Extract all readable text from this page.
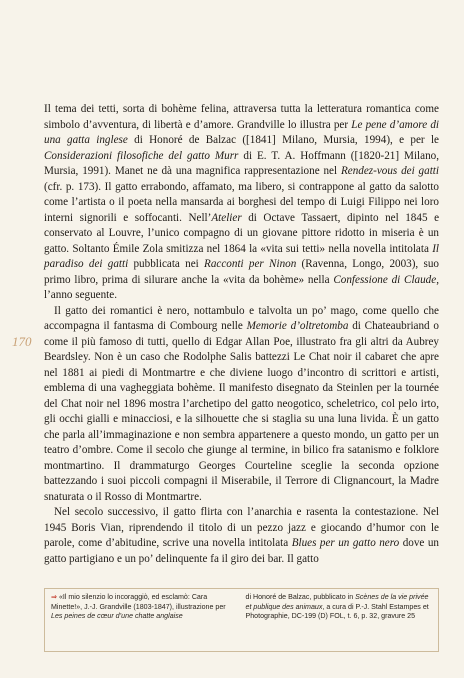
170

Il tema dei tetti, sorta di bohème felina, attraversa tutta la letteratura romantica come simbolo d’avventura, di libertà e d’amore. Grandville lo illustra per Le pene d’amore di una gatta inglese di Honoré de Balzac ([1841] Milano, Mursia, 1994), e per le Considerazioni filosofiche del gatto Murr di E. T. A. Hoffmann ([1820-21] Milano, Mursia, 1991). Manet ne dà una magnifica rappresentazione nel Rendez-vous dei gatti (cfr. p. 173). Il gatto errabondo, affamato, ma libero, si contrappone al gatto da salotto come l’artista o il poeta nella mansarda ai borghesi del tempo di Luigi Filippo nei loro interni signorili e soffocanti. Nell’Atelier di Octave Tassaert, dipinto nel 1845 e conservato al Louvre, l’unico compagno di un giovane pittore ridotto in miseria è un gatto. Soltanto Émile Zola smitizza nel 1864 la «vita sui tetti» nella novella intitolata Il paradiso dei gatti pubblicata nei Racconti per Ninon (Ravenna, Longo, 2003), suo primo libro, prima di silurare anche la «vita da bohème» nella Confessione di Claude, l’anno seguente.

Il gatto dei romantici è nero, nottambulo e talvolta un po’ mago, come quello che accompagna il fantasma di Combourg nelle Memorie d’oltretomba di Chateaubriand o come il più famoso di tutti, quello di Edgar Allan Poe, illustrato fra gli altri da Aubrey Beardsley. Non è un caso che Rodolphe Salis battezzi Le Chat noir il cabaret che apre nel 1881 ai piedi di Montmartre e che diviene luogo d’incontro di scrittori e artisti, emblema di una vagheggiata bohème. Il manifesto disegnato da Steinlen per la tournée del Chat noir nel 1896 mostra l’archetipo del gatto neogotico, scheletrico, col pelo irto, gli occhi gialli e minacciosi, e la silhouette che si staglia su una luna livida. È un gatto che parla all’immaginazione e non sembra appartenere a questo mondo, un gatto per un teatro d’ombre. Come il secolo che giunge al termine, in bilico fra satanismo e folklore montmartino. Il drammaturgo Georges Courteline sceglie la seconda opzione battezzando i suoi piccoli compagni il Miserabile, il Terrore di Clignancourt, la Madre snaturata o il Rosso di Montmartre.

Nel secolo successivo, il gatto flirta con l’anarchia e rasenta la contestazione. Nel 1945 Boris Vian, riprendendo il titolo di un pezzo jazz e giocando d’humor con le parole, come d’abitudine, scrive una novella intitolata Blues per un gatto nero dove un gatto partigiano e un po’ delinquente fa il giro dei bar. Il gatto

⇒ «Il mio silenzio lo incoraggiò, ed esclamò: Cara Minette!», J.-J. Grandville (1803-1847), illustrazione per Les peines de cœur d’une chatte anglaise
di Honoré de Balzac, pubblicato in Scènes de la vie privée et publique des animaux, a cura di P.-J. Stahl Estampes et Photographie, DC-199 (D) FOL, t. 6, p. 32, gravure 25
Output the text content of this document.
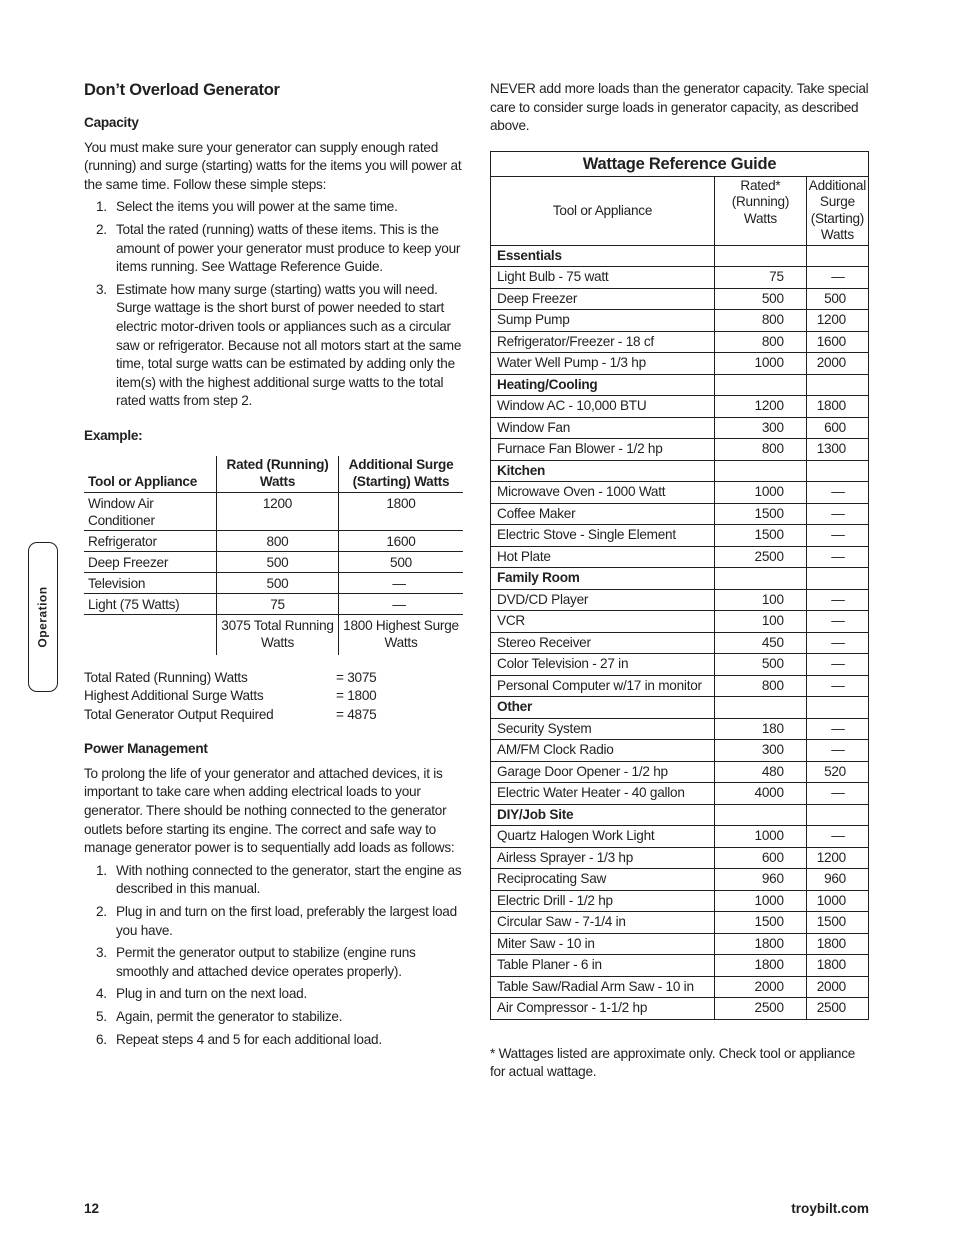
Operation
Don’t Overload Generator
Capacity

You must make sure your generator can supply enough rated (running) and surge (starting) watts for the items you will power at the same time. Follow these simple steps:

1. Select the items you will power at the same time.
2. Total the rated (running) watts of these items. This is the amount of power your generator must produce to keep your items running. See Wattage Reference Guide.
3. Estimate how many surge (starting) watts you will need. Surge wattage is the short burst of power needed to start electric motor-driven tools or appliances such as a circular saw or refrigerator. Because not all motors start at the same time, total surge watts can be estimated by adding only the item(s) with the highest additional surge watts to the total rated watts from step 2.
Example:
Tool or Appliance	Rated (Running) Watts	Additional Surge (Starting) Watts
Window Air Conditioner	1200	1800
Refrigerator	800	1600
Deep Freezer	500	500
Television	500	—
Light (75 Watts)	75	—
	3075 Total Running Watts	1800 Highest Surge Watts
Total Rated (Running) Watts	= 3075
Highest Additional Surge Watts	= 1800
Total Generator Output Required	= 4875
Power Management

To prolong the life of your generator and attached devices, it is important to take care when adding electrical loads to your generator. There should be nothing connected to the generator outlets before starting its engine. The correct and safe way to manage generator power is to sequentially add loads as follows:

1. With nothing connected to the generator, start the engine as described in this manual.
2. Plug in and turn on the first load, preferably the largest load you have.
3. Permit the generator output to stabilize (engine runs smoothly and attached device operates properly).
4. Plug in and turn on the next load.
5. Again, permit the generator to stabilize.
6. Repeat steps 4 and 5 for each additional load.

NEVER add more loads than the generator capacity. Take special care to consider surge loads in generator capacity, as described above.

Wattage Reference Guide		
Tool or Appliance	Rated* (Running) Watts	Additional Surge (Starting) Watts
Essentials		
Light Bulb - 75 watt	75	—
Deep Freezer	500	500
Sump Pump	800	1200
Refrigerator/Freezer - 18 cf	800	1600
Water Well Pump - 1/3 hp	1000	2000
Heating/Cooling		
Window AC - 10,000 BTU	1200	1800
Window Fan	300	600
Furnace Fan Blower - 1/2 hp	800	1300
Kitchen		
Microwave Oven - 1000 Watt	1000	—
Coffee Maker	1500	—
Electric Stove - Single Element	1500	—
Hot Plate	2500	—
Family Room		
DVD/CD Player	100	—
VCR	100	—
Stereo Receiver	450	—
Color Television - 27 in	500	—
Personal Computer w/17 in monitor	800	—
Other		
Security System	180	—
AM/FM Clock Radio	300	—
Garage Door Opener - 1/2 hp	480	520
Electric Water Heater - 40 gallon	4000	—
DIY/Job Site		
Quartz Halogen Work Light	1000	—
Airless Sprayer - 1/3 hp	600	1200
Reciprocating Saw	960	960
Electric Drill - 1/2 hp	1000	1000
Circular Saw - 7-1/4 in	1500	1500
Miter Saw - 10 in	1800	1800
Table Planer - 6 in	1800	1800
Table Saw/Radial Arm Saw - 10 in	2000	2000
Air Compressor - 1-1/2 hp	2500	2500

* Wattages listed are approximate only. Check tool or appliance for actual wattage.

12	troybilt.com
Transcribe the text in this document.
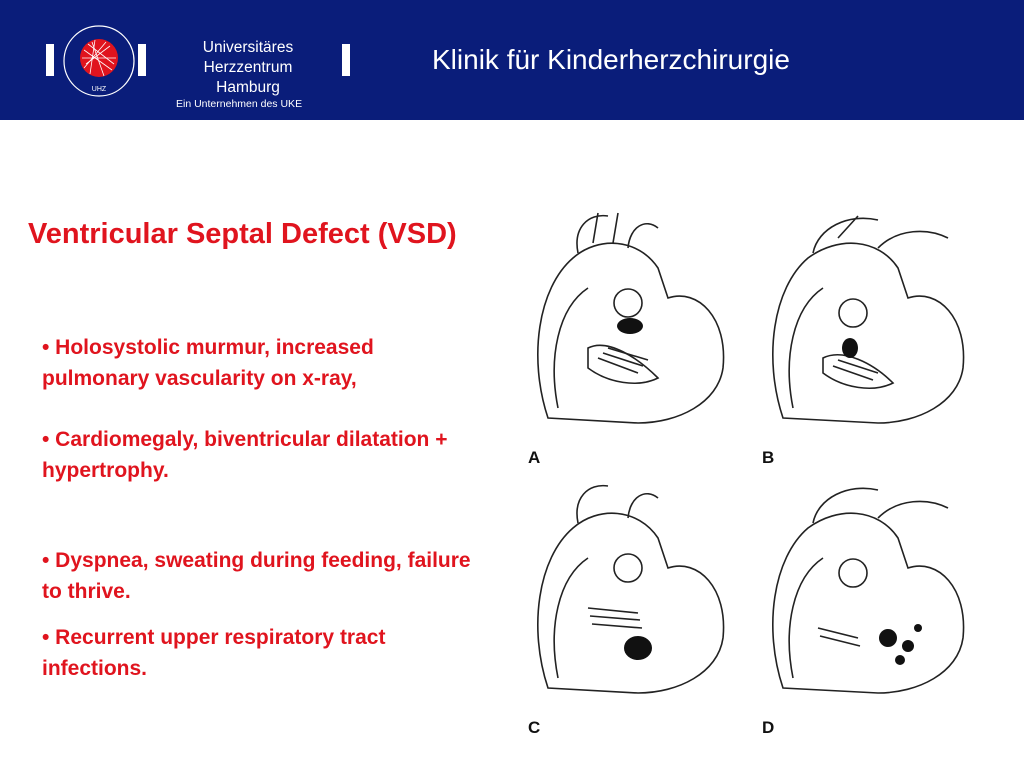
UHZ
Universitäres Herzzentrum
Hamburg
Ein Unternehmen des UKE
Klinik für Kinderherzchirurgie
Ventricular Septal Defect (VSD)
• Holosystolic murmur, increased pulmonary vascularity on x-ray,
• Cardiomegaly, biventricular dilatation + hypertrophy.
• Dyspnea, sweating during feeding, failure to thrive.
• Recurrent upper respiratory tract infections.
A	B
C	D
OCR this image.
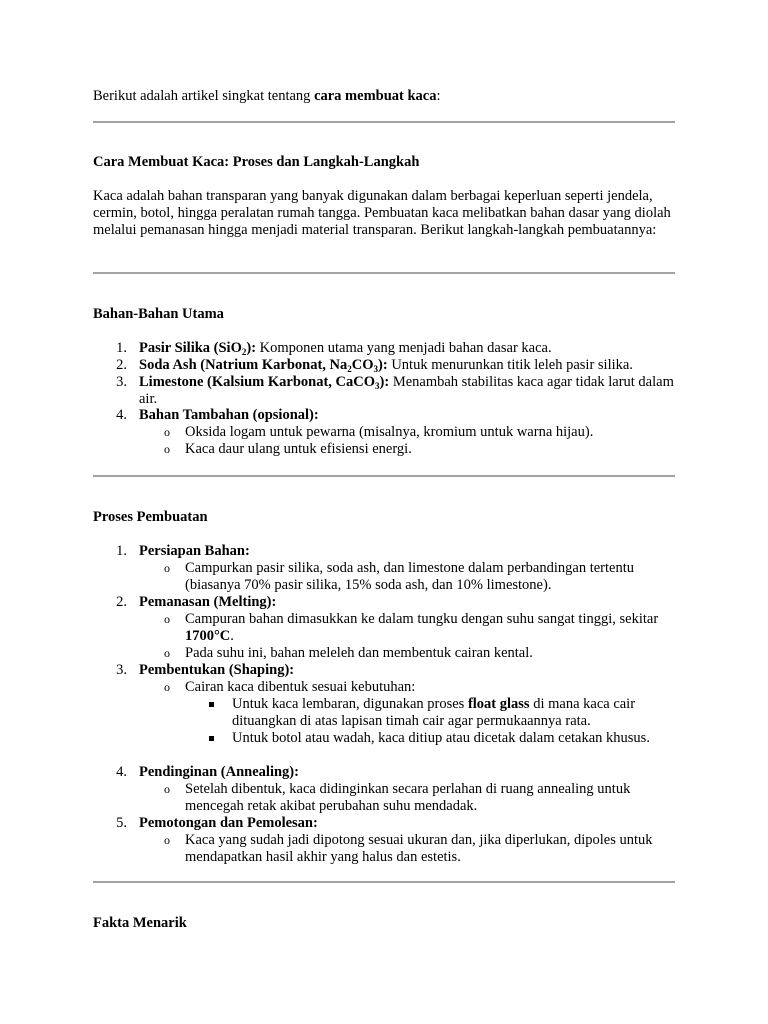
Berikut adalah artikel singkat tentang cara membuat kaca:

Cara Membuat Kaca: Proses dan Langkah-Langkah

Kaca adalah bahan transparan yang banyak digunakan dalam berbagai keperluan seperti jendela, cermin, botol, hingga peralatan rumah tangga. Pembuatan kaca melibatkan bahan dasar yang diolah melalui pemanasan hingga menjadi material transparan. Berikut langkah-langkah pembuatannya:

Bahan-Bahan Utama

1. Pasir Silika (SiO$_2$): Komponen utama yang menjadi bahan dasar kaca.
2. Soda Ash (Natrium Karbonat, $Na_2CO_3$): Untuk menurunkan titik leleh pasir silika.
3. Limestone (Kalsium Karbonat, CaCO$_3$): Menambah stabilitas kaca agar tidak larut dalam air.
4. Bahan Tambahan (opsional):
o Oksida logam untuk pewarna (misalnya, kromium untuk warna hijau).
o Kaca daur ulang untuk efisiensi energi.

Proses Pembuatan

1. Persiapan Bahan:
o Campurkan pasir silika, soda ash, dan limestone dalam perbandingan tertentu (biasanya 70% pasir silika, 15% soda ash, dan 10% limestone).
2. Pemanasan (Melting):
o Campuran bahan dimasukkan ke dalam tungku dengan suhu sangat tinggi, sekitar 1700°C.
o Pada suhu ini, bahan meleleh dan membentuk cairan kental.
3. Pembentukan (Shaping):
o Cairan kaca dibentuk sesuai kebutuhan:
Untuk kaca lembaran, digunakan proses float glass di mana kaca cair dituangkan di atas lapisan timah cair agar permukaannya rata.
Untuk botol atau wadah, kaca ditiup atau dicetak dalam cetakan khusus.
4. Pendinginan (Annealing):
o Setelah dibentuk, kaca didinginkan secara perlahan di ruang annealing untuk mencegah retak akibat perubahan suhu mendadak.
5. Pemotongan dan Pemolesan:
o Kaca yang sudah jadi dipotong sesuai ukuran dan, jika diperlukan, dipoles untuk mendapatkan hasil akhir yang halus dan estetis.

Fakta Menarik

§ **EXERCISE**
Copy each line above that contains the word "Television".

§ **WRITTEN RESPONSE**
Television	500	—
Color Television - 27 in	500	—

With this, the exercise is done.